- Task instructions -
Repeat the lines that follow, leaving nothing out.

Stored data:
+ + + +

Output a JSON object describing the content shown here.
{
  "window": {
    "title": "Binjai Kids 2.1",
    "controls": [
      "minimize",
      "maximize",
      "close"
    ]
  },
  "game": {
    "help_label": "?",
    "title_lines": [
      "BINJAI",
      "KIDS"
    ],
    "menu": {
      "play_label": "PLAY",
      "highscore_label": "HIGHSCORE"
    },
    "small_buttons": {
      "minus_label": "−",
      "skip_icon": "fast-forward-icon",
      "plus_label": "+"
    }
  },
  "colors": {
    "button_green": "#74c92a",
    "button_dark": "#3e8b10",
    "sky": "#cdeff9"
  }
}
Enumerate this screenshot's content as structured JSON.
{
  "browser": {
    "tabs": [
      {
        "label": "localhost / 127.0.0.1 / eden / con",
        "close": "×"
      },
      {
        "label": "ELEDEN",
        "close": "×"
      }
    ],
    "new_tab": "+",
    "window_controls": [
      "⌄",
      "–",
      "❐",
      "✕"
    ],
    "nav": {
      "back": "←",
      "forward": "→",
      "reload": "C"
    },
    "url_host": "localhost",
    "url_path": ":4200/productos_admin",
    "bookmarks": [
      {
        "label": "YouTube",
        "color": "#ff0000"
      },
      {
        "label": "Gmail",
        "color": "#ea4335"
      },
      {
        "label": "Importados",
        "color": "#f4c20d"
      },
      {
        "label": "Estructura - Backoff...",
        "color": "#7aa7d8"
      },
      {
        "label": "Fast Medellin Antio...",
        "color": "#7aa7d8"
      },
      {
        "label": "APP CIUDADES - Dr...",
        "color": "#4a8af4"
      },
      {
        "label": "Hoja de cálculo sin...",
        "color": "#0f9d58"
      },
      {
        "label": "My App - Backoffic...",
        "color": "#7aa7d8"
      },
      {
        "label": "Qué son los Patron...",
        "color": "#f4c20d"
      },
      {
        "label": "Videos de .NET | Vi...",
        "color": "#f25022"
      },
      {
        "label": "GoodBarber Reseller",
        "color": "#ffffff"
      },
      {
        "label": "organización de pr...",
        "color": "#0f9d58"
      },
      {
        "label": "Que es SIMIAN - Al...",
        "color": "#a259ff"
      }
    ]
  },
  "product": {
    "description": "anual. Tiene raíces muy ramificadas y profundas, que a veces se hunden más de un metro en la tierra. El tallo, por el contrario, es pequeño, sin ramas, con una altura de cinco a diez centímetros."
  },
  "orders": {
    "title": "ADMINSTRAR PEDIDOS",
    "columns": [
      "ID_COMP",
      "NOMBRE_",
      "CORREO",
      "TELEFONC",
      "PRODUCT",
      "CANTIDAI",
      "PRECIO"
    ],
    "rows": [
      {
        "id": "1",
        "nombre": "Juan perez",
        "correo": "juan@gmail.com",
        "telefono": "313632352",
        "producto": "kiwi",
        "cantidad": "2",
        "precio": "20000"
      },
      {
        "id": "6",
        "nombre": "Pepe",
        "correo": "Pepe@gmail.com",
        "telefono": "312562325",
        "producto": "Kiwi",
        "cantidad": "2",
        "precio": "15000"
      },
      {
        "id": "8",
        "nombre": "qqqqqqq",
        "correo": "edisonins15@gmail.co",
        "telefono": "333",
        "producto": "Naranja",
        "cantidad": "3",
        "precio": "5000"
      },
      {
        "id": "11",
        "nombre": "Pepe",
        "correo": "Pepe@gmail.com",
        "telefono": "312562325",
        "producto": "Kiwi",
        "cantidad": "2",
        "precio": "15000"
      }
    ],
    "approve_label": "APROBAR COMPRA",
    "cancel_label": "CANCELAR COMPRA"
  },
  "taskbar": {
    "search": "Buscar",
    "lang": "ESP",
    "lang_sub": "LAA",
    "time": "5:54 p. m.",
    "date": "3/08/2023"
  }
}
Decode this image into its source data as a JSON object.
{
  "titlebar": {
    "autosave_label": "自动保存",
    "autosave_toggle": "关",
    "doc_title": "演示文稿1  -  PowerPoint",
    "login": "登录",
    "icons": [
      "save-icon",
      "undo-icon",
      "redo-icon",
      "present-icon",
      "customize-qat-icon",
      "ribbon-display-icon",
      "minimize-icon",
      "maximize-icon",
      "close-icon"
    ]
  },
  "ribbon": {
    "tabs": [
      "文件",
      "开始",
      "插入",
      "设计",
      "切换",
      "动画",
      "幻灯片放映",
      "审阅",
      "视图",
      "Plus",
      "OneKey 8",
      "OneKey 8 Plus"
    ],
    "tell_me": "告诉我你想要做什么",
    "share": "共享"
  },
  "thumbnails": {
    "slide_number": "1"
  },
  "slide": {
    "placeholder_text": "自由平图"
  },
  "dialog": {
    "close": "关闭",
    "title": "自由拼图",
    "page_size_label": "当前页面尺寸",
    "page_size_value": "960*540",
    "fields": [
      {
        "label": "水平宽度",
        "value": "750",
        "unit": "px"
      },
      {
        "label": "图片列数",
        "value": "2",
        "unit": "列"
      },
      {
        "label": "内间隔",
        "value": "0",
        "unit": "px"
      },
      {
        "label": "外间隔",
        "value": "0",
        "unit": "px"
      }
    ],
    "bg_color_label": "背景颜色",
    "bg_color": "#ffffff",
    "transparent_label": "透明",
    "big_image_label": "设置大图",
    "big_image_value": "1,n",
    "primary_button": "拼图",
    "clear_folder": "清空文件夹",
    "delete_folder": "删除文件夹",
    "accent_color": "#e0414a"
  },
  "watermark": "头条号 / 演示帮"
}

+ + + +

- Output of the task -
Output a JSON object describing the content shown here.
{
  "window": {
    "title": "Binjai Kids 2.1",
    "controls": [
      "minimize",
      "maximize",
      "close"
    ]
  },
  "game": {
    "help_label": "?",
    "title_lines": [
      "BINJAI",
      "KIDS"
    ],
    "menu": {
      "play_label": "PLAY",
      "highscore_label": "HIGHSCORE"
    },
    "small_buttons": {
      "minus_label": "−",
      "skip_icon": "fast-forward-icon",
      "plus_label": "+"
    }
  },
  "colors": {
    "button_green": "#74c92a",
    "button_dark": "#3e8b10",
    "sky": "#cdeff9"
  }
}
Enumerate this screenshot's content as structured JSON.
{
  "browser": {
    "tabs": [
      {
        "label": "localhost / 127.0.0.1 / eden / con",
        "close": "×"
      },
      {
        "label": "ELEDEN",
        "close": "×"
      }
    ],
    "new_tab": "+",
    "window_controls": [
      "⌄",
      "–",
      "❐",
      "✕"
    ],
    "nav": {
      "back": "←",
      "forward": "→",
      "reload": "C"
    },
    "url_host": "localhost",
    "url_path": ":4200/productos_admin",
    "bookmarks": [
      {
        "label": "YouTube",
        "color": "#ff0000"
      },
      {
        "label": "Gmail",
        "color": "#ea4335"
      },
      {
        "label": "Importados",
        "color": "#f4c20d"
      },
      {
        "label": "Estructura - Backoff...",
        "color": "#7aa7d8"
      },
      {
        "label": "Fast Medellin Antio...",
        "color": "#7aa7d8"
      },
      {
        "label": "APP CIUDADES - Dr...",
        "color": "#4a8af4"
      },
      {
        "label": "Hoja de cálculo sin...",
        "color": "#0f9d58"
      },
      {
        "label": "My App - Backoffic...",
        "color": "#7aa7d8"
      },
      {
        "label": "Qué son los Patron...",
        "color": "#f4c20d"
      },
      {
        "label": "Videos de .NET | Vi...",
        "color": "#f25022"
      },
      {
        "label": "GoodBarber Reseller",
        "color": "#ffffff"
      },
      {
        "label": "organización de pr...",
        "color": "#0f9d58"
      },
      {
        "label": "Que es SIMIAN - Al...",
        "color": "#a259ff"
      }
    ]
  },
  "product": {
    "description": "anual. Tiene raíces muy ramificadas y profundas, que a veces se hunden más de un metro en la tierra. El tallo, por el contrario, es pequeño, sin ramas, con una altura de cinco a diez centímetros."
  },
  "orders": {
    "title": "ADMINSTRAR PEDIDOS",
    "columns": [
      "ID_COMP",
      "NOMBRE_",
      "CORREO",
      "TELEFONC",
      "PRODUCT",
      "CANTIDAI",
      "PRECIO"
    ],
    "rows": [
      {
        "id": "1",
        "nombre": "Juan perez",
        "correo": "juan@gmail.com",
        "telefono": "313632352",
        "producto": "kiwi",
        "cantidad": "2",
        "precio": "20000"
      },
      {
        "id": "6",
        "nombre": "Pepe",
        "correo": "Pepe@gmail.com",
        "telefono": "312562325",
        "producto": "Kiwi",
        "cantidad": "2",
        "precio": "15000"
      },
      {
        "id": "8",
        "nombre": "qqqqqqq",
        "correo": "edisonins15@gmail.co",
        "telefono": "333",
        "producto": "Naranja",
        "cantidad": "3",
        "precio": "5000"
      },
      {
        "id": "11",
        "nombre": "Pepe",
        "correo": "Pepe@gmail.com",
        "telefono": "312562325",
        "producto": "Kiwi",
        "cantidad": "2",
        "precio": "15000"
      }
    ],
    "approve_label": "APROBAR COMPRA",
    "cancel_label": "CANCELAR COMPRA"
  },
  "taskbar": {
    "search": "Buscar",
    "lang": "ESP",
    "lang_sub": "LAA",
    "time": "5:54 p. m.",
    "date": "3/08/2023"
  }
}
Decode this image into its source data as a JSON object.
{
  "titlebar": {
    "autosave_label": "自动保存",
    "autosave_toggle": "关",
    "doc_title": "演示文稿1  -  PowerPoint",
    "login": "登录",
    "icons": [
      "save-icon",
      "undo-icon",
      "redo-icon",
      "present-icon",
      "customize-qat-icon",
      "ribbon-display-icon",
      "minimize-icon",
      "maximize-icon",
      "close-icon"
    ]
  },
  "ribbon": {
    "tabs": [
      "文件",
      "开始",
      "插入",
      "设计",
      "切换",
      "动画",
      "幻灯片放映",
      "审阅",
      "视图",
      "Plus",
      "OneKey 8",
      "OneKey 8 Plus"
    ],
    "tell_me": "告诉我你想要做什么",
    "share": "共享"
  },
  "thumbnails": {
    "slide_number": "1"
  },
  "slide": {
    "placeholder_text": "自由平图"
  },
  "dialog": {
    "close": "关闭",
    "title": "自由拼图",
    "page_size_label": "当前页面尺寸",
    "page_size_value": "960*540",
    "fields": [
      {
        "label": "水平宽度",
        "value": "750",
        "unit": "px"
      },
      {
        "label": "图片列数",
        "value": "2",
        "unit": "列"
      },
      {
        "label": "内间隔",
        "value": "0",
        "unit": "px"
      },
      {
        "label": "外间隔",
        "value": "0",
        "unit": "px"
      }
    ],
    "bg_color_label": "背景颜色",
    "bg_color": "#ffffff",
    "transparent_label": "透明",
    "big_image_label": "设置大图",
    "big_image_value": "1,n",
    "primary_button": "拼图",
    "clear_folder": "清空文件夹",
    "delete_folder": "删除文件夹",
    "accent_color": "#e0414a"
  },
  "watermark": "头条号 / 演示帮"
}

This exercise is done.